» **EXERCISE OBJECTIVE**
Below are records to transcribe exactly, without their pictures.

[Extracts from a graphics dataset]
■ ■ ■ ■ ■ ■ ■

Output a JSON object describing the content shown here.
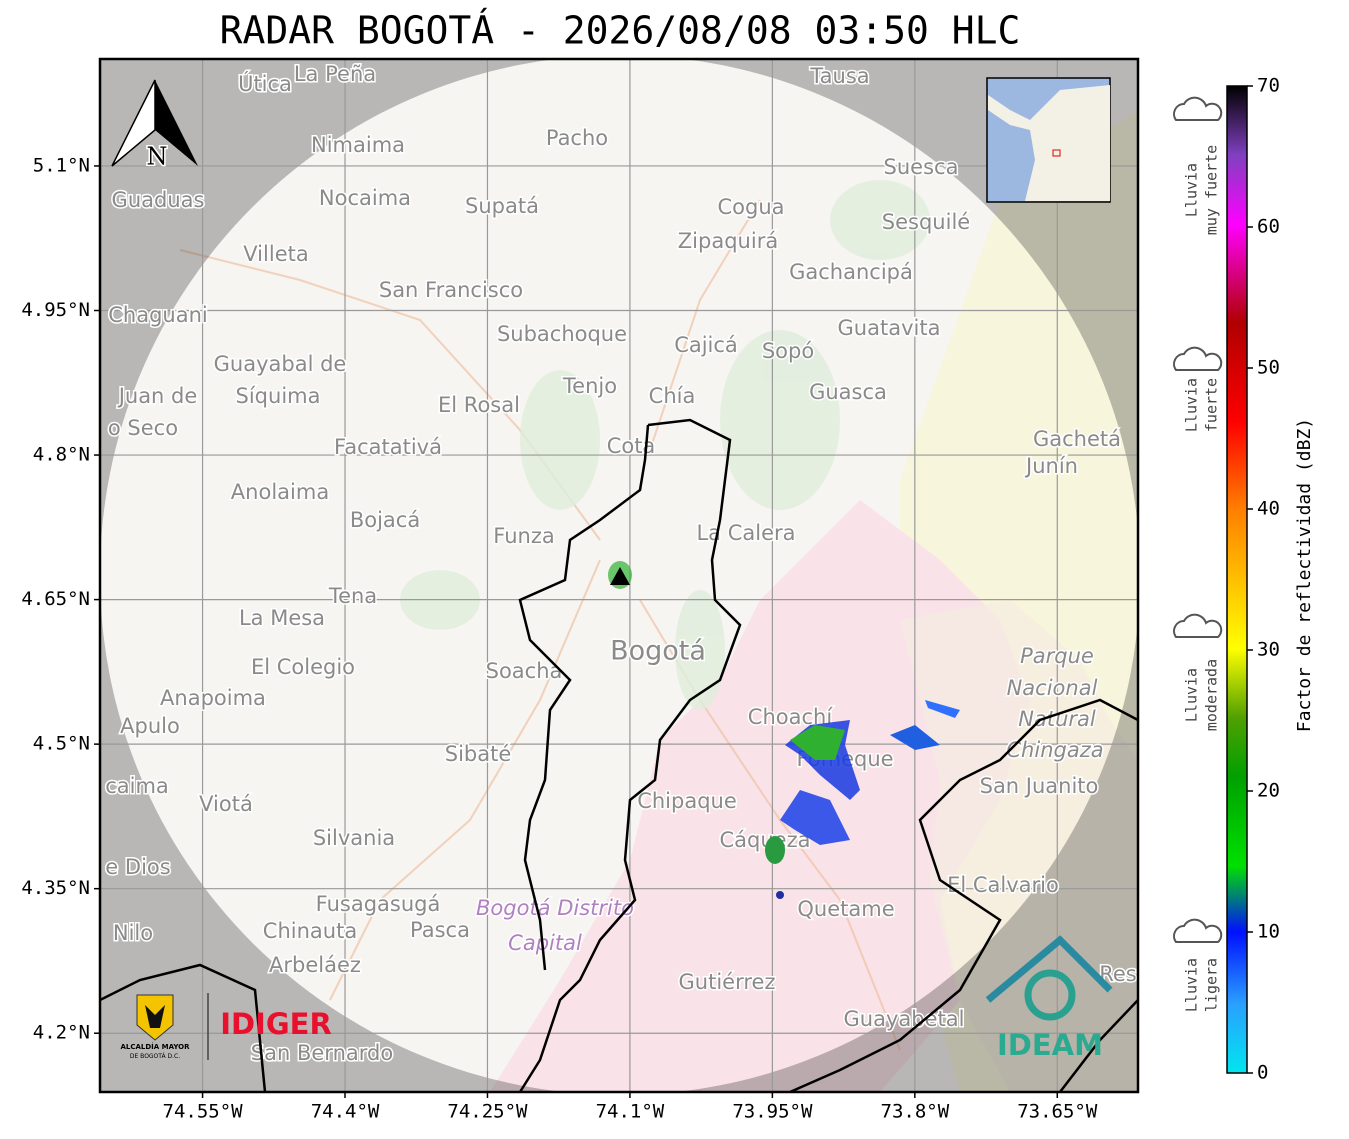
{
  "title": "RADAR BOGOTÁ - 2026/08/08 03:50 HLC",
  "map": {
    "xlim": [
      -74.658,
      -73.565
    ],
    "ylim": [
      4.139,
      5.211
    ],
    "xticks": [
      {
        "value": -74.55,
        "label": "74.55°W"
      },
      {
        "value": -74.4,
        "label": "74.4°W"
      },
      {
        "value": -74.25,
        "label": "74.25°W"
      },
      {
        "value": -74.1,
        "label": "74.1°W"
      },
      {
        "value": -73.95,
        "label": "73.95°W"
      },
      {
        "value": -73.8,
        "label": "73.8°W"
      },
      {
        "value": -73.65,
        "label": "73.65°W"
      }
    ],
    "yticks": [
      {
        "value": 5.1,
        "label": "5.1°N"
      },
      {
        "value": 4.95,
        "label": "4.95°N"
      },
      {
        "value": 4.8,
        "label": "4.8°N"
      },
      {
        "value": 4.65,
        "label": "4.65°N"
      },
      {
        "value": 4.5,
        "label": "4.5°N"
      },
      {
        "value": 4.35,
        "label": "4.35°N"
      },
      {
        "value": 4.2,
        "label": "4.2°N"
      }
    ],
    "north": "N",
    "places": [
      "Útica",
      "La Peña",
      "Tausa",
      "Pacho",
      "Nimaima",
      "Guaduas",
      "Nocaima",
      "Supatá",
      "Cogua",
      "Suesca",
      "Sesquilé",
      "Villeta",
      "Zipaquirá",
      "Gachancipá",
      "San Francisco",
      "Chaguani",
      "Subachoque",
      "Cajicá",
      "Sopó",
      "Guatavita",
      "Guayabal de",
      "Síquima",
      "Juan de",
      "o Seco",
      "Tenjo",
      "Chía",
      "Guasca",
      "El Rosal",
      "Facatativá",
      "Cota",
      "Gachetá",
      "Junín",
      "Anolaima",
      "Bojacá",
      "Funza",
      "La Calera",
      "Tena",
      "La Mesa",
      "Bogotá",
      "El Colegio",
      "Soacha",
      "Anapoima",
      "Apulo",
      "Parque",
      "Nacional",
      "Natural",
      "Chingaza",
      "Choachí",
      "Fómeque",
      "San Juanito",
      "Sibaté",
      "Chipaque",
      "caima",
      "Viotá",
      "Cáqueza",
      "Silvania",
      "e Dios",
      "El Calvario",
      "Fusagasugá",
      "Quetame",
      "Bogotá Distrito",
      "Capital",
      "Chinauta",
      "Pasca",
      "Nilo",
      "Arbeláez",
      "Gutiérrez",
      "Guayabetal",
      "San Bernardo",
      "Res"
    ]
  },
  "colorbar": {
    "label": "Factor de reflectividad (dBZ)",
    "lim": [
      0,
      70
    ],
    "ticks": [
      0,
      10,
      20,
      30,
      40,
      50,
      60,
      70
    ],
    "categories": [
      [
        "Lluvia",
        "muy fuerte"
      ],
      [
        "Lluvia",
        "fuerte"
      ],
      [
        "Lluvia",
        "moderada"
      ],
      [
        "Lluvia",
        "ligera"
      ]
    ]
  },
  "logos": {
    "alcaldia": [
      "ALCALDÍA MAYOR",
      "DE BOGOTÁ D.C."
    ],
    "idiger": "IDIGER",
    "ideam": "IDEAM"
  }
}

■ ■ ■ ■ ■ ■ ■

» **SOLUTION**
Output a JSON object describing the content shown here.
{
  "title": "RADAR BOGOTÁ - 2026/08/08 03:50 HLC",
  "map": {
    "xlim": [
      -74.658,
      -73.565
    ],
    "ylim": [
      4.139,
      5.211
    ],
    "xticks": [
      {
        "value": -74.55,
        "label": "74.55°W"
      },
      {
        "value": -74.4,
        "label": "74.4°W"
      },
      {
        "value": -74.25,
        "label": "74.25°W"
      },
      {
        "value": -74.1,
        "label": "74.1°W"
      },
      {
        "value": -73.95,
        "label": "73.95°W"
      },
      {
        "value": -73.8,
        "label": "73.8°W"
      },
      {
        "value": -73.65,
        "label": "73.65°W"
      }
    ],
    "yticks": [
      {
        "value": 5.1,
        "label": "5.1°N"
      },
      {
        "value": 4.95,
        "label": "4.95°N"
      },
      {
        "value": 4.8,
        "label": "4.8°N"
      },
      {
        "value": 4.65,
        "label": "4.65°N"
      },
      {
        "value": 4.5,
        "label": "4.5°N"
      },
      {
        "value": 4.35,
        "label": "4.35°N"
      },
      {
        "value": 4.2,
        "label": "4.2°N"
      }
    ],
    "north": "N",
    "places": [
      "Útica",
      "La Peña",
      "Tausa",
      "Pacho",
      "Nimaima",
      "Guaduas",
      "Nocaima",
      "Supatá",
      "Cogua",
      "Suesca",
      "Sesquilé",
      "Villeta",
      "Zipaquirá",
      "Gachancipá",
      "San Francisco",
      "Chaguani",
      "Subachoque",
      "Cajicá",
      "Sopó",
      "Guatavita",
      "Guayabal de",
      "Síquima",
      "Juan de",
      "o Seco",
      "Tenjo",
      "Chía",
      "Guasca",
      "El Rosal",
      "Facatativá",
      "Cota",
      "Gachetá",
      "Junín",
      "Anolaima",
      "Bojacá",
      "Funza",
      "La Calera",
      "Tena",
      "La Mesa",
      "Bogotá",
      "El Colegio",
      "Soacha",
      "Anapoima",
      "Apulo",
      "Parque",
      "Nacional",
      "Natural",
      "Chingaza",
      "Choachí",
      "Fómeque",
      "San Juanito",
      "Sibaté",
      "Chipaque",
      "caima",
      "Viotá",
      "Cáqueza",
      "Silvania",
      "e Dios",
      "El Calvario",
      "Fusagasugá",
      "Quetame",
      "Bogotá Distrito",
      "Capital",
      "Chinauta",
      "Pasca",
      "Nilo",
      "Arbeláez",
      "Gutiérrez",
      "Guayabetal",
      "San Bernardo",
      "Res"
    ]
  },
  "colorbar": {
    "label": "Factor de reflectividad (dBZ)",
    "lim": [
      0,
      70
    ],
    "ticks": [
      0,
      10,
      20,
      30,
      40,
      50,
      60,
      70
    ],
    "categories": [
      [
        "Lluvia",
        "muy fuerte"
      ],
      [
        "Lluvia",
        "fuerte"
      ],
      [
        "Lluvia",
        "moderada"
      ],
      [
        "Lluvia",
        "ligera"
      ]
    ]
  },
  "logos": {
    "alcaldia": [
      "ALCALDÍA MAYOR",
      "DE BOGOTÁ D.C."
    ],
    "idiger": "IDIGER",
    "ideam": "IDEAM"
  }
}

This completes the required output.